Aim: Every line below that contains "NEED" is to be copied.

======== Dataset ========

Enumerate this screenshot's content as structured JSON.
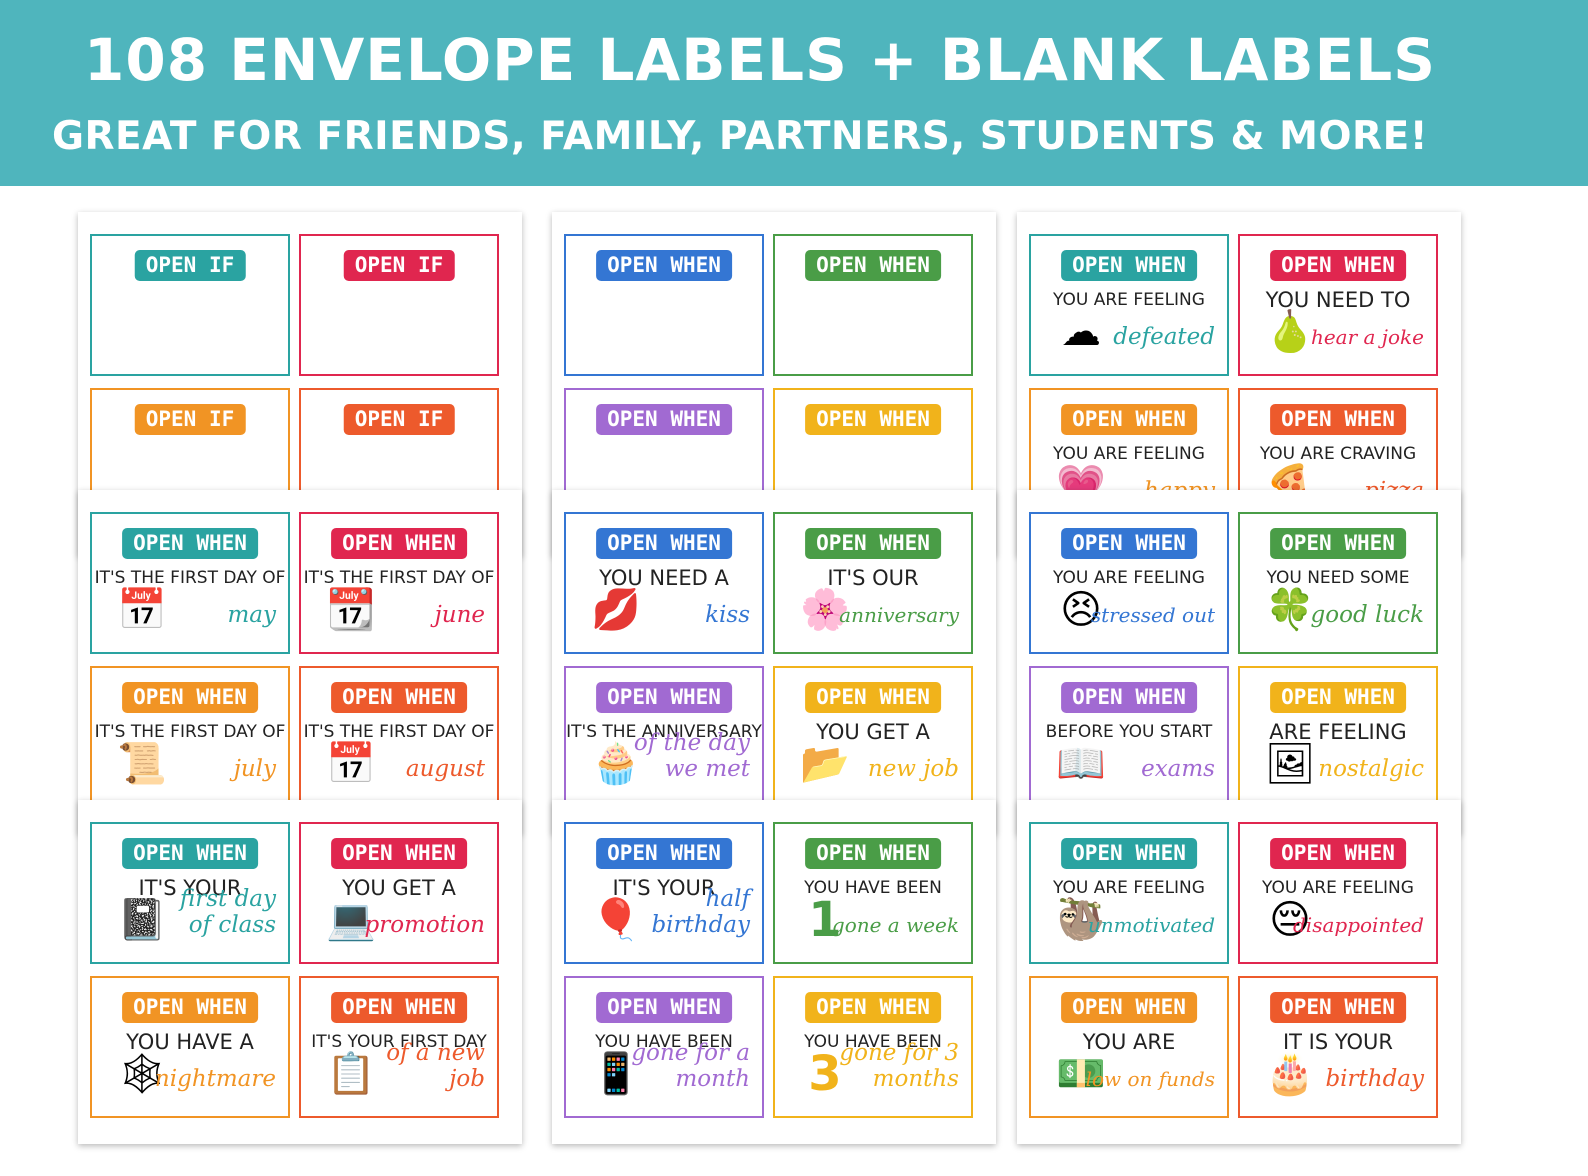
{
  "header": {
    "title": "108 ENVELOPE LABELS + BLANK LABELS",
    "subtitle": "GREAT FOR FRIENDS, FAMILY, PARTNERS, STUDENTS & MORE!"
  },
  "colors": {
    "banner": "#4fb5bd",
    "teal": "#2aa3a1",
    "red": "#e0264f",
    "orange": "#f19424",
    "deep_orange": "#ed5a2c",
    "blue": "#3476d3",
    "green": "#4a9d47",
    "purple": "#a16ad2",
    "yellow": "#f1b31b"
  },
  "sheets": [
    {
      "cards": [
        {
          "label": "OPEN IF",
          "color": "#2aa3a1",
          "line": "",
          "script": "",
          "icon": ""
        },
        {
          "label": "OPEN IF",
          "color": "#e0264f",
          "line": "",
          "script": "",
          "icon": ""
        },
        {
          "label": "OPEN IF",
          "color": "#f19424",
          "line": "",
          "script": "",
          "icon": ""
        },
        {
          "label": "OPEN IF",
          "color": "#ed5a2c",
          "line": "",
          "script": "",
          "icon": ""
        }
      ]
    },
    {
      "cards": [
        {
          "label": "OPEN WHEN",
          "color": "#3476d3",
          "line": "",
          "script": "",
          "icon": ""
        },
        {
          "label": "OPEN WHEN",
          "color": "#4a9d47",
          "line": "",
          "script": "",
          "icon": ""
        },
        {
          "label": "OPEN WHEN",
          "color": "#a16ad2",
          "line": "",
          "script": "",
          "icon": ""
        },
        {
          "label": "OPEN WHEN",
          "color": "#f1b31b",
          "line": "",
          "script": "",
          "icon": ""
        }
      ]
    },
    {
      "cards": [
        {
          "label": "OPEN WHEN",
          "color": "#2aa3a1",
          "line": "YOU ARE FEELING",
          "script": "defeated",
          "icon": "☁"
        },
        {
          "label": "OPEN WHEN",
          "color": "#e0264f",
          "line": "YOU NEED TO",
          "script": "hear a joke",
          "icon": "🍐"
        },
        {
          "label": "OPEN WHEN",
          "color": "#f19424",
          "line": "YOU ARE FEELING",
          "script": "happy",
          "icon": "💗"
        },
        {
          "label": "OPEN WHEN",
          "color": "#ed5a2c",
          "line": "YOU ARE CRAVING",
          "script": "pizza",
          "icon": "🍕"
        }
      ]
    },
    {
      "cards": [
        {
          "label": "OPEN WHEN",
          "color": "#2aa3a1",
          "line": "IT'S THE FIRST DAY OF",
          "script": "may",
          "icon": "📅"
        },
        {
          "label": "OPEN WHEN",
          "color": "#e0264f",
          "line": "IT'S THE FIRST DAY OF",
          "script": "june",
          "icon": "📆"
        },
        {
          "label": "OPEN WHEN",
          "color": "#f19424",
          "line": "IT'S THE FIRST DAY OF",
          "script": "july",
          "icon": "📜"
        },
        {
          "label": "OPEN WHEN",
          "color": "#ed5a2c",
          "line": "IT'S THE FIRST DAY OF",
          "script": "august",
          "icon": "📅"
        }
      ]
    },
    {
      "cards": [
        {
          "label": "OPEN WHEN",
          "color": "#3476d3",
          "line": "YOU NEED A",
          "script": "kiss",
          "icon": "💋"
        },
        {
          "label": "OPEN WHEN",
          "color": "#4a9d47",
          "line": "IT'S OUR",
          "script": "anniversary",
          "icon": "🌸"
        },
        {
          "label": "OPEN WHEN",
          "color": "#a16ad2",
          "line": "IT'S THE ANNIVERSARY",
          "script": "of the day\nwe met",
          "icon": "🧁"
        },
        {
          "label": "OPEN WHEN",
          "color": "#f1b31b",
          "line": "YOU GET A",
          "script": "new job",
          "icon": "📂"
        }
      ]
    },
    {
      "cards": [
        {
          "label": "OPEN WHEN",
          "color": "#3476d3",
          "line": "YOU ARE FEELING",
          "script": "stressed out",
          "icon": "😣"
        },
        {
          "label": "OPEN WHEN",
          "color": "#4a9d47",
          "line": "YOU NEED SOME",
          "script": "good luck",
          "icon": "🍀"
        },
        {
          "label": "OPEN WHEN",
          "color": "#a16ad2",
          "line": "BEFORE YOU START",
          "script": "exams",
          "icon": "📖"
        },
        {
          "label": "OPEN WHEN",
          "color": "#f1b31b",
          "line": "ARE FEELING",
          "script": "nostalgic",
          "icon": "🖼"
        }
      ]
    },
    {
      "cards": [
        {
          "label": "OPEN WHEN",
          "color": "#2aa3a1",
          "line": "IT'S YOUR",
          "script": "first day\nof class",
          "icon": "📓"
        },
        {
          "label": "OPEN WHEN",
          "color": "#e0264f",
          "line": "YOU GET A",
          "script": "promotion",
          "icon": "💻"
        },
        {
          "label": "OPEN WHEN",
          "color": "#f19424",
          "line": "YOU HAVE A",
          "script": "nightmare",
          "icon": "🕸"
        },
        {
          "label": "OPEN WHEN",
          "color": "#ed5a2c",
          "line": "IT'S YOUR FIRST DAY",
          "script": "of a new\njob",
          "icon": "📋"
        }
      ]
    },
    {
      "cards": [
        {
          "label": "OPEN WHEN",
          "color": "#3476d3",
          "line": "IT'S YOUR",
          "script": "half\nbirthday",
          "icon": "🎈"
        },
        {
          "label": "OPEN WHEN",
          "color": "#4a9d47",
          "line": "YOU HAVE BEEN",
          "script": "gone a week",
          "icon": "1"
        },
        {
          "label": "OPEN WHEN",
          "color": "#a16ad2",
          "line": "YOU HAVE BEEN",
          "script": "gone for a\nmonth",
          "icon": "📱"
        },
        {
          "label": "OPEN WHEN",
          "color": "#f1b31b",
          "line": "YOU HAVE BEEN",
          "script": "gone for 3\nmonths",
          "icon": "3"
        }
      ]
    },
    {
      "cards": [
        {
          "label": "OPEN WHEN",
          "color": "#2aa3a1",
          "line": "YOU ARE FEELING",
          "script": "unmotivated",
          "icon": "🦥"
        },
        {
          "label": "OPEN WHEN",
          "color": "#e0264f",
          "line": "YOU ARE FEELING",
          "script": "disappointed",
          "icon": "😔"
        },
        {
          "label": "OPEN WHEN",
          "color": "#f19424",
          "line": "YOU ARE",
          "script": "low on funds",
          "icon": "💵"
        },
        {
          "label": "OPEN WHEN",
          "color": "#ed5a2c",
          "line": "IT IS YOUR",
          "script": "birthday",
          "icon": "🎂"
        }
      ]
    }
  ]
}
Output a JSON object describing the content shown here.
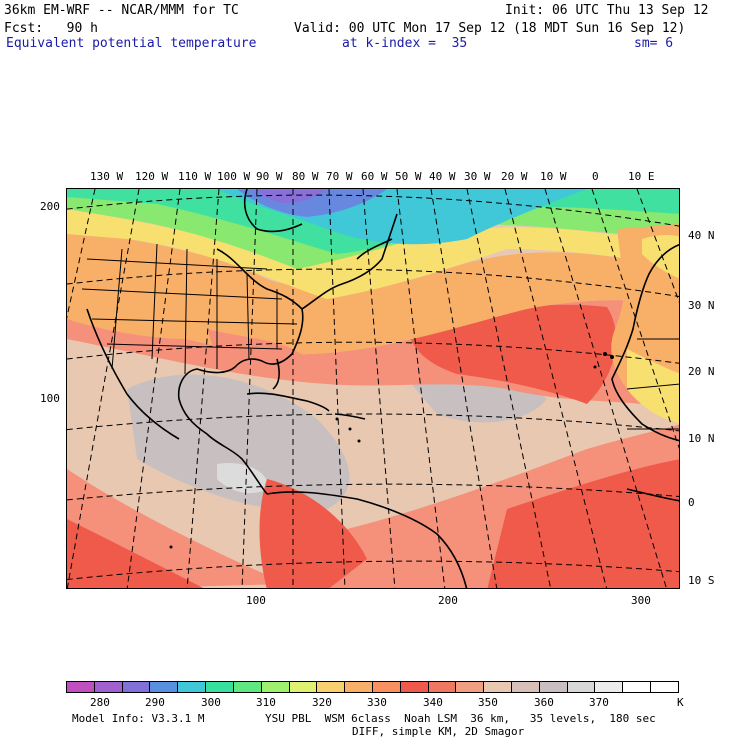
{
  "header": {
    "model": "36km EM-WRF -- NCAR/MMM for TC",
    "init": "Init: 06 UTC Thu 13 Sep 12",
    "fcst": "Fcst:   90 h",
    "valid": "Valid: 00 UTC Mon 17 Sep 12 (18 MDT Sun 16 Sep 12)",
    "field": "Equivalent potential temperature",
    "level": "at k-index =  35",
    "smooth": "sm= 6"
  },
  "map": {
    "top_lon_labels": [
      "130 W",
      "120 W",
      "110 W",
      "100 W",
      "90 W",
      "80 W",
      "70 W",
      "60 W",
      "50 W",
      "40 W",
      "30 W",
      "20 W",
      "10 W",
      "0",
      "10 E"
    ],
    "right_lat_labels": [
      "40 N",
      "30 N",
      "20 N",
      "10 N",
      "0",
      "10 S"
    ],
    "left_grid_labels": [
      "200",
      "100"
    ],
    "bottom_grid_labels": [
      "100",
      "200",
      "300"
    ],
    "colors": {
      "tropical_bg": "#e8c8b0",
      "warm_red": "#f05a4a",
      "salmon": "#f5907a",
      "orange": "#f8b068",
      "yellow": "#f8e070",
      "green": "#88e870",
      "teal": "#40e0a0",
      "cyan": "#40c8d8",
      "blue": "#6888e0",
      "purple": "#8870d8",
      "gray": "#c8c0c0",
      "light_gray": "#dcdcdc"
    }
  },
  "colorbar": {
    "colors": [
      "#c050c0",
      "#a060d0",
      "#8070d8",
      "#5890e0",
      "#40c8d8",
      "#38e0a0",
      "#60e880",
      "#a0f070",
      "#e0f070",
      "#f8d070",
      "#f8b068",
      "#f89060",
      "#f05a4a",
      "#f07860",
      "#f0a080",
      "#e8c8b0",
      "#d8c0b8",
      "#c8c0c0",
      "#d8d8d8",
      "#ececec",
      "#ffffff",
      "#ffffff"
    ],
    "labels": [
      "280",
      "290",
      "300",
      "310",
      "320",
      "330",
      "340",
      "350",
      "360",
      "370"
    ],
    "unit": "K"
  },
  "footer": {
    "model_info": "Model Info: V3.3.1 M",
    "physics": "YSU PBL  WSM 6class  Noah LSM  36 km,   35 levels,  180 sec",
    "diff": "DIFF, simple KM, 2D Smagor"
  }
}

========

Task output:
          "line": "YOU NEED TO",
          "line": "YOU NEED A",
          "line": "YOU NEED SOME",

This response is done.